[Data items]

━━━━━━━━

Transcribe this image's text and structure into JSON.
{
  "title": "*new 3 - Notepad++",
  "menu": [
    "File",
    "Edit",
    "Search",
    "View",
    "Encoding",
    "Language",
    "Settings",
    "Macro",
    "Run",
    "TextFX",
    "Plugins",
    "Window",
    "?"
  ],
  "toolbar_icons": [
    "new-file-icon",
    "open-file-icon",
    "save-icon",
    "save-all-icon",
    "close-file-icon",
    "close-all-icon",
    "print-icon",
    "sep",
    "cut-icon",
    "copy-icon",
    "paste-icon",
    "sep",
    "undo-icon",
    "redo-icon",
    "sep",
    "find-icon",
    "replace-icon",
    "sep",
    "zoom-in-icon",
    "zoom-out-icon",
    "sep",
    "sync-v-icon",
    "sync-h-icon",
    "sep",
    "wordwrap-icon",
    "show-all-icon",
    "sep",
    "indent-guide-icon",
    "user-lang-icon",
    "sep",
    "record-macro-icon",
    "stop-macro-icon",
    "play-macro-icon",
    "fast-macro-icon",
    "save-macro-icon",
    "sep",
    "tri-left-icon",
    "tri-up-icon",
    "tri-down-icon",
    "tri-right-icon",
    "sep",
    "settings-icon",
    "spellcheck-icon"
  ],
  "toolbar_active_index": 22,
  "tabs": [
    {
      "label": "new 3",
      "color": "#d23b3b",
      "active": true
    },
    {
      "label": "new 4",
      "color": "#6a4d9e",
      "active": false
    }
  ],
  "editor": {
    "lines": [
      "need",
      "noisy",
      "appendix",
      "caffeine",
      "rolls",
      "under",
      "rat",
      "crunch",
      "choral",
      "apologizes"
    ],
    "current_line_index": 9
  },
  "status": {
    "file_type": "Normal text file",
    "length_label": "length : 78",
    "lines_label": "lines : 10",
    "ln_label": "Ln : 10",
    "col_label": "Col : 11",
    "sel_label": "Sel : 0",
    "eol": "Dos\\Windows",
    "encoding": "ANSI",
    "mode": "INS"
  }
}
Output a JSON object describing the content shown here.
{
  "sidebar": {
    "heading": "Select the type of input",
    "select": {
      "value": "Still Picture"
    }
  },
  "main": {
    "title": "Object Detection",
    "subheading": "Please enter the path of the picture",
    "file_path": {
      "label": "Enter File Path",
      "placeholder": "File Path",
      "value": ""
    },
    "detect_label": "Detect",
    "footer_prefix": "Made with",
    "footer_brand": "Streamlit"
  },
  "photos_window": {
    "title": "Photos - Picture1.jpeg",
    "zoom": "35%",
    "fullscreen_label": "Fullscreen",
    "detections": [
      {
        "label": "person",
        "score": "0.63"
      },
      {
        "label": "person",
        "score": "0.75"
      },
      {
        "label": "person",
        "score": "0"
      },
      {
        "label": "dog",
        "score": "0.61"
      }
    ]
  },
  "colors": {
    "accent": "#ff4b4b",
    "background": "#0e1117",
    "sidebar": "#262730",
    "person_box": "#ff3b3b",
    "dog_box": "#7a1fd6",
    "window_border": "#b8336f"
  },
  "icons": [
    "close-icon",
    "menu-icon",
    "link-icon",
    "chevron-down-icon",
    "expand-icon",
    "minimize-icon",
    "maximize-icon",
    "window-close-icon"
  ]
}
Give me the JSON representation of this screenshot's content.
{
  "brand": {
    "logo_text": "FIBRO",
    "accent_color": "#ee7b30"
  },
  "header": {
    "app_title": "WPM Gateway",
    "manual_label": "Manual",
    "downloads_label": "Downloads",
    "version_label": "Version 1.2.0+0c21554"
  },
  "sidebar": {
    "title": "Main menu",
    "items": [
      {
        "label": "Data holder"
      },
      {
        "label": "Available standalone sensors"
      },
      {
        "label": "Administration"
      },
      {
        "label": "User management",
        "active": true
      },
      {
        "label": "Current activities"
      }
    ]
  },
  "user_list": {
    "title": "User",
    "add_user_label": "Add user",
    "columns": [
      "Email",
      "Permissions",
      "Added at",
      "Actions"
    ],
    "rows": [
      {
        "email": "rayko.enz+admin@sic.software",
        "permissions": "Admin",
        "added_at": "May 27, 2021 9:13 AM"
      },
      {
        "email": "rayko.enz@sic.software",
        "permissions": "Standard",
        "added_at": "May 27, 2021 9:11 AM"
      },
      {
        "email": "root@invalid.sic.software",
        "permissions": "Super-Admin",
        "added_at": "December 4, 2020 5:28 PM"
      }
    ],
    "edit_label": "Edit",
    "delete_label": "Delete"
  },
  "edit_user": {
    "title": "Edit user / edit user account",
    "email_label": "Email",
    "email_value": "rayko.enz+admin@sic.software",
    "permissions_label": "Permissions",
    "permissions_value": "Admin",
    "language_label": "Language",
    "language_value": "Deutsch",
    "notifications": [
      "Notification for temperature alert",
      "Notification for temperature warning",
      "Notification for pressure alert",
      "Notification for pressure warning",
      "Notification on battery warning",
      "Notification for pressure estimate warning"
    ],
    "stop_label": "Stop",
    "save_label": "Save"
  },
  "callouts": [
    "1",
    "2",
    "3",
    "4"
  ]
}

━━━━━━━━

§ **Task goal**
Word for word, quote all of the data above.

§ **Solution to the problem**
Transcribe this image's text and structure into JSON.
{
  "title": "*new 3 - Notepad++",
  "menu": [
    "File",
    "Edit",
    "Search",
    "View",
    "Encoding",
    "Language",
    "Settings",
    "Macro",
    "Run",
    "TextFX",
    "Plugins",
    "Window",
    "?"
  ],
  "toolbar_icons": [
    "new-file-icon",
    "open-file-icon",
    "save-icon",
    "save-all-icon",
    "close-file-icon",
    "close-all-icon",
    "print-icon",
    "sep",
    "cut-icon",
    "copy-icon",
    "paste-icon",
    "sep",
    "undo-icon",
    "redo-icon",
    "sep",
    "find-icon",
    "replace-icon",
    "sep",
    "zoom-in-icon",
    "zoom-out-icon",
    "sep",
    "sync-v-icon",
    "sync-h-icon",
    "sep",
    "wordwrap-icon",
    "show-all-icon",
    "sep",
    "indent-guide-icon",
    "user-lang-icon",
    "sep",
    "record-macro-icon",
    "stop-macro-icon",
    "play-macro-icon",
    "fast-macro-icon",
    "save-macro-icon",
    "sep",
    "tri-left-icon",
    "tri-up-icon",
    "tri-down-icon",
    "tri-right-icon",
    "sep",
    "settings-icon",
    "spellcheck-icon"
  ],
  "toolbar_active_index": 22,
  "tabs": [
    {
      "label": "new 3",
      "color": "#d23b3b",
      "active": true
    },
    {
      "label": "new 4",
      "color": "#6a4d9e",
      "active": false
    }
  ],
  "editor": {
    "lines": [
      "need",
      "noisy",
      "appendix",
      "caffeine",
      "rolls",
      "under",
      "rat",
      "crunch",
      "choral",
      "apologizes"
    ],
    "current_line_index": 9
  },
  "status": {
    "file_type": "Normal text file",
    "length_label": "length : 78",
    "lines_label": "lines : 10",
    "ln_label": "Ln : 10",
    "col_label": "Col : 11",
    "sel_label": "Sel : 0",
    "eol": "Dos\\Windows",
    "encoding": "ANSI",
    "mode": "INS"
  }
}
Output a JSON object describing the content shown here.
{
  "sidebar": {
    "heading": "Select the type of input",
    "select": {
      "value": "Still Picture"
    }
  },
  "main": {
    "title": "Object Detection",
    "subheading": "Please enter the path of the picture",
    "file_path": {
      "label": "Enter File Path",
      "placeholder": "File Path",
      "value": ""
    },
    "detect_label": "Detect",
    "footer_prefix": "Made with",
    "footer_brand": "Streamlit"
  },
  "photos_window": {
    "title": "Photos - Picture1.jpeg",
    "zoom": "35%",
    "fullscreen_label": "Fullscreen",
    "detections": [
      {
        "label": "person",
        "score": "0.63"
      },
      {
        "label": "person",
        "score": "0.75"
      },
      {
        "label": "person",
        "score": "0"
      },
      {
        "label": "dog",
        "score": "0.61"
      }
    ]
  },
  "colors": {
    "accent": "#ff4b4b",
    "background": "#0e1117",
    "sidebar": "#262730",
    "person_box": "#ff3b3b",
    "dog_box": "#7a1fd6",
    "window_border": "#b8336f"
  },
  "icons": [
    "close-icon",
    "menu-icon",
    "link-icon",
    "chevron-down-icon",
    "expand-icon",
    "minimize-icon",
    "maximize-icon",
    "window-close-icon"
  ]
}
Give me the JSON representation of this screenshot's content.
{
  "brand": {
    "logo_text": "FIBRO",
    "accent_color": "#ee7b30"
  },
  "header": {
    "app_title": "WPM Gateway",
    "manual_label": "Manual",
    "downloads_label": "Downloads",
    "version_label": "Version 1.2.0+0c21554"
  },
  "sidebar": {
    "title": "Main menu",
    "items": [
      {
        "label": "Data holder"
      },
      {
        "label": "Available standalone sensors"
      },
      {
        "label": "Administration"
      },
      {
        "label": "User management",
        "active": true
      },
      {
        "label": "Current activities"
      }
    ]
  },
  "user_list": {
    "title": "User",
    "add_user_label": "Add user",
    "columns": [
      "Email",
      "Permissions",
      "Added at",
      "Actions"
    ],
    "rows": [
      {
        "email": "rayko.enz+admin@sic.software",
        "permissions": "Admin",
        "added_at": "May 27, 2021 9:13 AM"
      },
      {
        "email": "rayko.enz@sic.software",
        "permissions": "Standard",
        "added_at": "May 27, 2021 9:11 AM"
      },
      {
        "email": "root@invalid.sic.software",
        "permissions": "Super-Admin",
        "added_at": "December 4, 2020 5:28 PM"
      }
    ],
    "edit_label": "Edit",
    "delete_label": "Delete"
  },
  "edit_user": {
    "title": "Edit user / edit user account",
    "email_label": "Email",
    "email_value": "rayko.enz+admin@sic.software",
    "permissions_label": "Permissions",
    "permissions_value": "Admin",
    "language_label": "Language",
    "language_value": "Deutsch",
    "notifications": [
      "Notification for temperature alert",
      "Notification for temperature warning",
      "Notification for pressure alert",
      "Notification for pressure warning",
      "Notification on battery warning",
      "Notification for pressure estimate warning"
    ],
    "stop_label": "Stop",
    "save_label": "Save"
  },
  "callouts": [
    "1",
    "2",
    "3",
    "4"
  ]
}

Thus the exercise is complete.